▸ **MATERIAL FOR THE TASK**

#####

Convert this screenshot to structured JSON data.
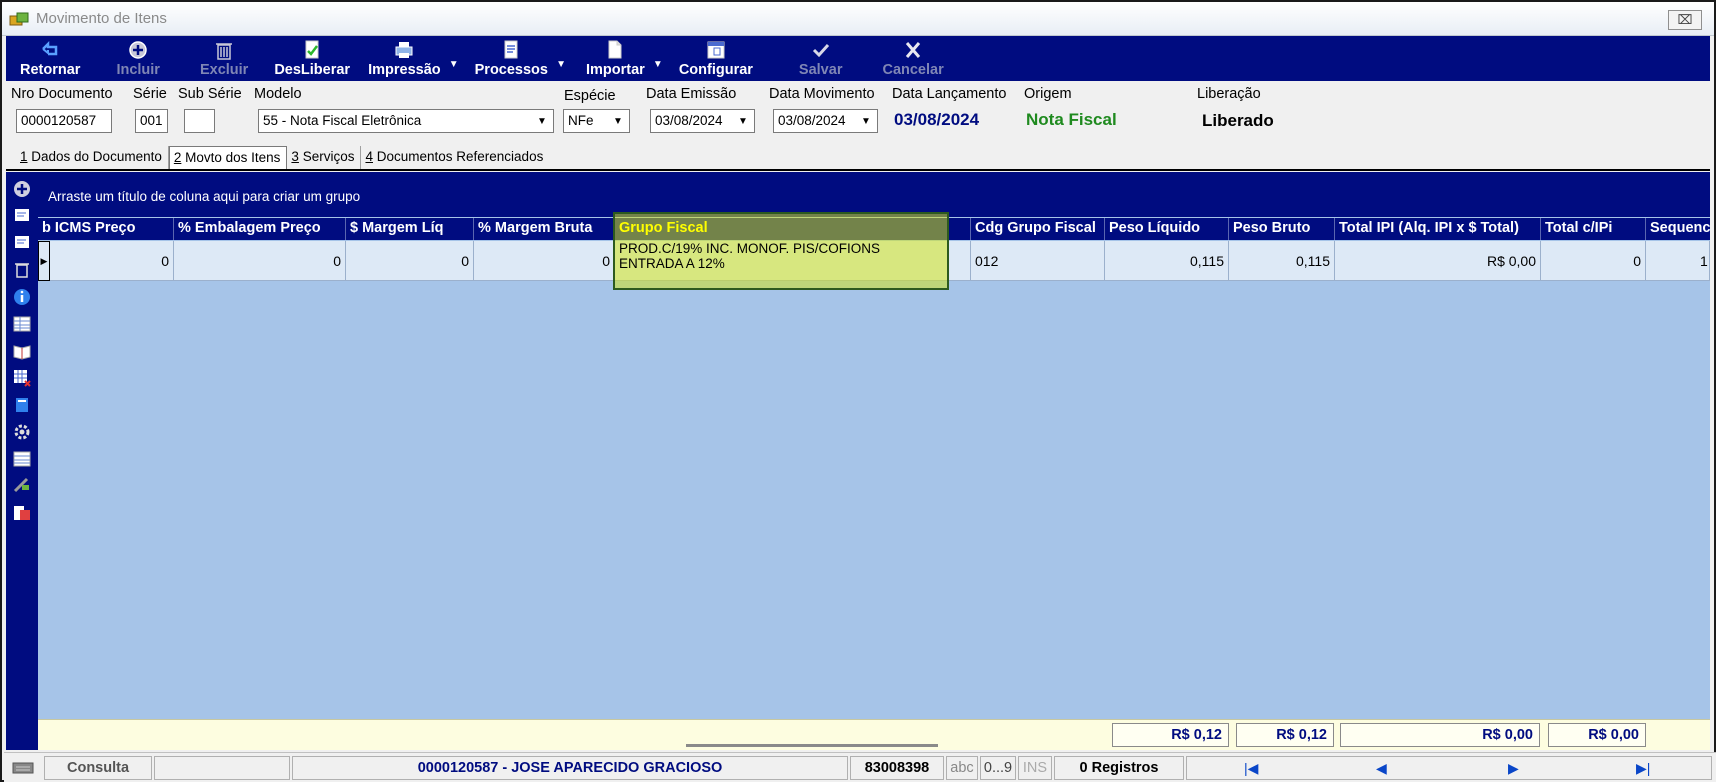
{
  "window": {
    "title": "Movimento de Itens",
    "close_symbol": "⌧"
  },
  "toolbar": {
    "retornar": "Retornar",
    "incluir": "Incluir",
    "excluir": "Excluir",
    "desliberar": "DesLiberar",
    "impressao": "Impressão",
    "processos": "Processos",
    "importar": "Importar",
    "configurar": "Configurar",
    "salvar": "Salvar",
    "cancelar": "Cancelar"
  },
  "header": {
    "nro_documento_label": "Nro Documento",
    "nro_documento": "0000120587",
    "serie_label": "Série",
    "serie": "001",
    "sub_serie_label": "Sub Série",
    "sub_serie": "",
    "modelo_label": "Modelo",
    "modelo": "55 - Nota Fiscal Eletrônica",
    "especie_label": "Espécie",
    "especie": "NFe",
    "data_emissao_label": "Data Emissão",
    "data_emissao": "03/08/2024",
    "data_movimento_label": "Data Movimento",
    "data_movimento": "03/08/2024",
    "data_lancamento_label": "Data Lançamento",
    "data_lancamento": "03/08/2024",
    "origem_label": "Origem",
    "origem": "Nota Fiscal",
    "liberacao_label": "Liberação",
    "liberacao": "Liberado"
  },
  "tabs": [
    {
      "num": "1",
      "label": " Dados do Documento"
    },
    {
      "num": "2",
      "label": " Movto dos Itens"
    },
    {
      "num": "3",
      "label": " Serviços"
    },
    {
      "num": "4",
      "label": " Documentos Referenciados"
    }
  ],
  "grid": {
    "group_hint": "Arraste um título de coluna aqui para criar um grupo",
    "columns": [
      "b ICMS Preço",
      "% Embalagem Preço",
      "$ Margem Líq",
      "% Margem Bruta",
      "Grupo Fiscal",
      "Cdg Grupo Fiscal",
      "Peso Líquido",
      "Peso Bruto",
      "Total IPI (Alq. IPI x $ Total)",
      "Total c/IPi",
      "Sequenc"
    ],
    "row": {
      "icms_preco": "0",
      "embalagem_preco": "0",
      "margem_liq": "0",
      "margem_bruta": "0",
      "grupo_fiscal": "PROD.C/19% INC. MONOF. PIS/COFIONS ENTRADA A 12%",
      "cdg_grupo_fiscal": "012",
      "peso_liquido": "0,115",
      "peso_bruto": "0,115",
      "total_ipi": "R$ 0,00",
      "total_c_ipi": "0",
      "sequencia": "1"
    },
    "totals": {
      "peso_liquido": "R$ 0,12",
      "peso_bruto": "R$ 0,12",
      "total_ipi": "R$ 0,00",
      "total_c_ipi": "R$ 0,00"
    }
  },
  "statusbar": {
    "mode": "Consulta",
    "document": "0000120587 - JOSE APARECIDO GRACIOSO",
    "code": "83008398",
    "abc": "abc",
    "num": "0...9",
    "ins": "INS",
    "registros": "0 Registros"
  },
  "colors": {
    "toolbar_bg": "#000c80",
    "grid_bg": "#a6c4e8",
    "origem": "#1f8a1f",
    "data_lancamento": "#000c80",
    "highlight": "#d2e61e"
  }
}
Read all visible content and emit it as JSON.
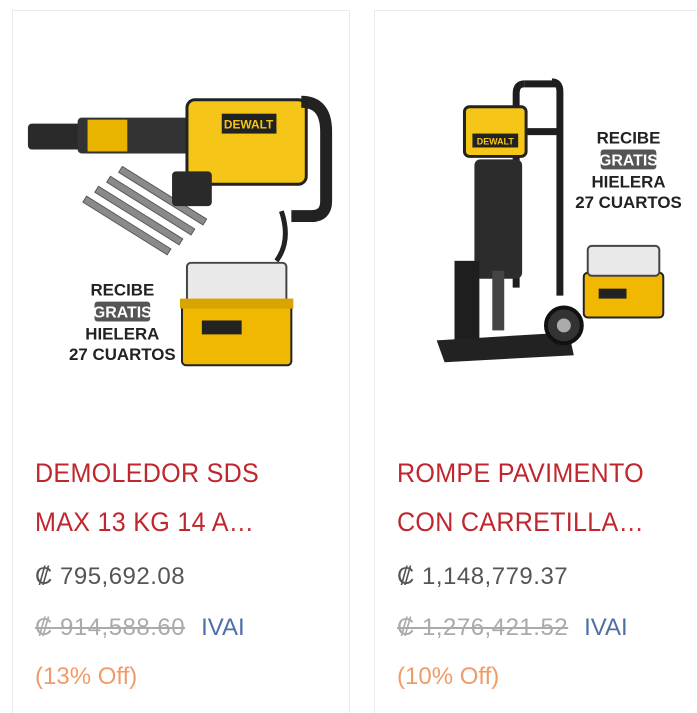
{
  "products": [
    {
      "title_line1": "DEMOLEDOR SDS",
      "title_line2": "MAX 13 KG 14 A…",
      "price": "₡ 795,692.08",
      "old_price": "₡ 914,588.60",
      "tax_label": "IVAI",
      "discount": "(13% Off)",
      "promo": {
        "l1": "RECIBE",
        "l2": "GRATIS",
        "l3": "HIELERA",
        "l4": "27 CUARTOS"
      },
      "brand": "DEWALT"
    },
    {
      "title_line1": "ROMPE PAVIMENTO",
      "title_line2": "CON CARRETILLA…",
      "price": "₡ 1,148,779.37",
      "old_price": "₡ 1,276,421.52",
      "tax_label": "IVAI",
      "discount": "(10% Off)",
      "promo": {
        "l1": "RECIBE",
        "l2": "GRATIS",
        "l3": "HIELERA",
        "l4": "27 CUARTOS"
      },
      "brand": "DEWALT"
    }
  ],
  "colors": {
    "title": "#c0262d",
    "brand_yellow": "#f5c518",
    "discount": "#f19a6a",
    "tax": "#4f6ea6"
  }
}
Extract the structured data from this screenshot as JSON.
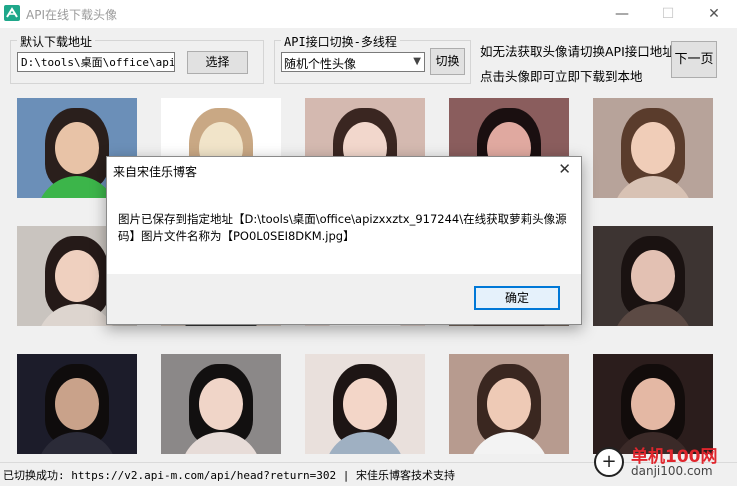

#####

▸ **EXERCISE INSTRUCTIONS**
Except for the pictures, give all the material above again verbatim.

▸ **EXPECTED ANSWER**
Convert this screenshot to structured JSON data.
{
  "window": {
    "title": "Movimento de Itens",
    "close_symbol": "⌧"
  },
  "toolbar": {
    "retornar": "Retornar",
    "incluir": "Incluir",
    "excluir": "Excluir",
    "desliberar": "DesLiberar",
    "impressao": "Impressão",
    "processos": "Processos",
    "importar": "Importar",
    "configurar": "Configurar",
    "salvar": "Salvar",
    "cancelar": "Cancelar"
  },
  "header": {
    "nro_documento_label": "Nro Documento",
    "nro_documento": "0000120587",
    "serie_label": "Série",
    "serie": "001",
    "sub_serie_label": "Sub Série",
    "sub_serie": "",
    "modelo_label": "Modelo",
    "modelo": "55 - Nota Fiscal Eletrônica",
    "especie_label": "Espécie",
    "especie": "NFe",
    "data_emissao_label": "Data Emissão",
    "data_emissao": "03/08/2024",
    "data_movimento_label": "Data Movimento",
    "data_movimento": "03/08/2024",
    "data_lancamento_label": "Data Lançamento",
    "data_lancamento": "03/08/2024",
    "origem_label": "Origem",
    "origem": "Nota Fiscal",
    "liberacao_label": "Liberação",
    "liberacao": "Liberado"
  },
  "tabs": [
    {
      "num": "1",
      "label": " Dados do Documento"
    },
    {
      "num": "2",
      "label": " Movto dos Itens"
    },
    {
      "num": "3",
      "label": " Serviços"
    },
    {
      "num": "4",
      "label": " Documentos Referenciados"
    }
  ],
  "grid": {
    "group_hint": "Arraste um título de coluna aqui para criar um grupo",
    "columns": [
      "b ICMS Preço",
      "% Embalagem Preço",
      "$ Margem Líq",
      "% Margem Bruta",
      "Grupo Fiscal",
      "Cdg Grupo Fiscal",
      "Peso Líquido",
      "Peso Bruto",
      "Total IPI (Alq. IPI x $ Total)",
      "Total c/IPi",
      "Sequenc"
    ],
    "row": {
      "icms_preco": "0",
      "embalagem_preco": "0",
      "margem_liq": "0",
      "margem_bruta": "0",
      "grupo_fiscal": "PROD.C/19% INC. MONOF. PIS/COFIONS ENTRADA A 12%",
      "cdg_grupo_fiscal": "012",
      "peso_liquido": "0,115",
      "peso_bruto": "0,115",
      "total_ipi": "R$ 0,00",
      "total_c_ipi": "0",
      "sequencia": "1"
    },
    "totals": {
      "peso_liquido": "R$ 0,12",
      "peso_bruto": "R$ 0,12",
      "total_ipi": "R$ 0,00",
      "total_c_ipi": "R$ 0,00"
    }
  },
  "statusbar": {
    "mode": "Consulta",
    "document": "0000120587 - JOSE APARECIDO GRACIOSO",
    "code": "83008398",
    "abc": "abc",
    "num": "0...9",
    "ins": "INS",
    "registros": "0 Registros"
  },
  "colors": {
    "toolbar_bg": "#000c80",
    "grid_bg": "#a6c4e8",
    "origem": "#1f8a1f",
    "data_lancamento": "#000c80",
    "highlight": "#d2e61e"
  }
}
Read all visible content and emit it as JSON.
{
  "products": [
    {
      "title_line1": "DEMOLEDOR SDS",
      "title_line2": "MAX 13 KG 14 A…",
      "price": "₡ 795,692.08",
      "old_price": "₡ 914,588.60",
      "tax_label": "IVAI",
      "discount": "(13% Off)",
      "promo": {
        "l1": "RECIBE",
        "l2": "GRATIS",
        "l3": "HIELERA",
        "l4": "27 CUARTOS"
      },
      "brand": "DEWALT"
    },
    {
      "title_line1": "ROMPE PAVIMENTO",
      "title_line2": "CON CARRETILLA…",
      "price": "₡ 1,148,779.37",
      "old_price": "₡ 1,276,421.52",
      "tax_label": "IVAI",
      "discount": "(10% Off)",
      "promo": {
        "l1": "RECIBE",
        "l2": "GRATIS",
        "l3": "HIELERA",
        "l4": "27 CUARTOS"
      },
      "brand": "DEWALT"
    }
  ],
  "colors": {
    "title": "#c0262d",
    "brand_yellow": "#f5c518",
    "discount": "#f19a6a",
    "tax": "#4f6ea6"
  }
}
Extract the structured data from this screenshot as JSON.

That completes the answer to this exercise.